GIVEN DATA:

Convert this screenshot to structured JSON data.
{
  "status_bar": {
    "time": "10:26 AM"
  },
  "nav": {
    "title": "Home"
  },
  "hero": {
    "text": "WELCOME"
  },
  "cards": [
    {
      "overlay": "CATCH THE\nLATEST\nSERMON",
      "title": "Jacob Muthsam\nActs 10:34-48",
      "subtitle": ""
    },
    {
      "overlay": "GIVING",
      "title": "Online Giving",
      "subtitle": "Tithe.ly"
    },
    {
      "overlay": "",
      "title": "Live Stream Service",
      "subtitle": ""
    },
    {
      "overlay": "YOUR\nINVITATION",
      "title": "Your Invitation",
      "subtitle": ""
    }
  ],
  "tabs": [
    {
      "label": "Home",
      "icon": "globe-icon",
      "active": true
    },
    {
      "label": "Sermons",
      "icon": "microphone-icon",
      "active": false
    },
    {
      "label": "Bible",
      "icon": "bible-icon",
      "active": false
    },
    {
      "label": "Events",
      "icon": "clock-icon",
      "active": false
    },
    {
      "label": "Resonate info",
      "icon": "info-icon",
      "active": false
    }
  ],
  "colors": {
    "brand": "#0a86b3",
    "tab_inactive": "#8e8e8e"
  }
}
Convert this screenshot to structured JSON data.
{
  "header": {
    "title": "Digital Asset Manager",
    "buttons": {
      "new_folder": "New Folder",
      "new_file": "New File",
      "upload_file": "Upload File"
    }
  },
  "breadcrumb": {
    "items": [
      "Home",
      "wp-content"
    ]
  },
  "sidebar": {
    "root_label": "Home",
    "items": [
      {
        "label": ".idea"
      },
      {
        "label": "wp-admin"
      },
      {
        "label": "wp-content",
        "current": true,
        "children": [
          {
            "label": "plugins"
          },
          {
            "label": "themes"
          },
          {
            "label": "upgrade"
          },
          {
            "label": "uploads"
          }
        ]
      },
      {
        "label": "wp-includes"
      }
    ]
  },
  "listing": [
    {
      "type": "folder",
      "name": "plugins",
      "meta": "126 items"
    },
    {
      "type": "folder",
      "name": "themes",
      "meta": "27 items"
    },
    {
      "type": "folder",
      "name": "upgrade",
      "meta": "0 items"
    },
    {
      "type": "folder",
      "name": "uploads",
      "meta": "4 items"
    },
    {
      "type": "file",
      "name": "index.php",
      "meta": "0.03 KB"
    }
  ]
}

EXERCISE DESCRIPTION:
Extract the data exactly as given.

RESULT:
Convert this screenshot to structured JSON data.
{
  "status_bar": {
    "time": "10:26 AM"
  },
  "nav": {
    "title": "Home"
  },
  "hero": {
    "text": "WELCOME"
  },
  "cards": [
    {
      "overlay": "CATCH THE\nLATEST\nSERMON",
      "title": "Jacob Muthsam\nActs 10:34-48",
      "subtitle": ""
    },
    {
      "overlay": "GIVING",
      "title": "Online Giving",
      "subtitle": "Tithe.ly"
    },
    {
      "overlay": "",
      "title": "Live Stream Service",
      "subtitle": ""
    },
    {
      "overlay": "YOUR\nINVITATION",
      "title": "Your Invitation",
      "subtitle": ""
    }
  ],
  "tabs": [
    {
      "label": "Home",
      "icon": "globe-icon",
      "active": true
    },
    {
      "label": "Sermons",
      "icon": "microphone-icon",
      "active": false
    },
    {
      "label": "Bible",
      "icon": "bible-icon",
      "active": false
    },
    {
      "label": "Events",
      "icon": "clock-icon",
      "active": false
    },
    {
      "label": "Resonate info",
      "icon": "info-icon",
      "active": false
    }
  ],
  "colors": {
    "brand": "#0a86b3",
    "tab_inactive": "#8e8e8e"
  }
}
Convert this screenshot to structured JSON data.
{
  "header": {
    "title": "Digital Asset Manager",
    "buttons": {
      "new_folder": "New Folder",
      "new_file": "New File",
      "upload_file": "Upload File"
    }
  },
  "breadcrumb": {
    "items": [
      "Home",
      "wp-content"
    ]
  },
  "sidebar": {
    "root_label": "Home",
    "items": [
      {
        "label": ".idea"
      },
      {
        "label": "wp-admin"
      },
      {
        "label": "wp-content",
        "current": true,
        "children": [
          {
            "label": "plugins"
          },
          {
            "label": "themes"
          },
          {
            "label": "upgrade"
          },
          {
            "label": "uploads"
          }
        ]
      },
      {
        "label": "wp-includes"
      }
    ]
  },
  "listing": [
    {
      "type": "folder",
      "name": "plugins",
      "meta": "126 items"
    },
    {
      "type": "folder",
      "name": "themes",
      "meta": "27 items"
    },
    {
      "type": "folder",
      "name": "upgrade",
      "meta": "0 items"
    },
    {
      "type": "folder",
      "name": "uploads",
      "meta": "4 items"
    },
    {
      "type": "file",
      "name": "index.php",
      "meta": "0.03 KB"
    }
  ]
}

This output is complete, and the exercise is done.